**WRITTEN INSTRUCTION**
Locate the string "values" throughout the material and copy every line in which it occurs.

+---+

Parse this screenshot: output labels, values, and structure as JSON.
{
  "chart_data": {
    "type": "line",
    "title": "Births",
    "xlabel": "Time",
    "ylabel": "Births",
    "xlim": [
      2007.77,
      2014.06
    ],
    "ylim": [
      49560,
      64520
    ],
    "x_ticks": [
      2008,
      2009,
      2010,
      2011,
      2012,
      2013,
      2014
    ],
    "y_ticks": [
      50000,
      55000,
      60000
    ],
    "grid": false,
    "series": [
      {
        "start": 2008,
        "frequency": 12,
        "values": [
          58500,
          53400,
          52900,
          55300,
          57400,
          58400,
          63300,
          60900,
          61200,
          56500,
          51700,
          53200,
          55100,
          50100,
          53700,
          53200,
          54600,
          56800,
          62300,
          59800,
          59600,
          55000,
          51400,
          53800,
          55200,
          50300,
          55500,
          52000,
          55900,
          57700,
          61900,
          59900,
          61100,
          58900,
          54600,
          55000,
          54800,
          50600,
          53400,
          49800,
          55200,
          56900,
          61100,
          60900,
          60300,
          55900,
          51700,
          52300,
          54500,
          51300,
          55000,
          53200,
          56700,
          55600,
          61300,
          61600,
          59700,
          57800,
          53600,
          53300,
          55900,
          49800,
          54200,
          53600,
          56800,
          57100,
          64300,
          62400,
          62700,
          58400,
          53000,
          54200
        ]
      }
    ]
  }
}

+---+

**EXERCISE OUTPUT**
Parse this screenshot: output labels, values, and structure as JSON.
        "values": [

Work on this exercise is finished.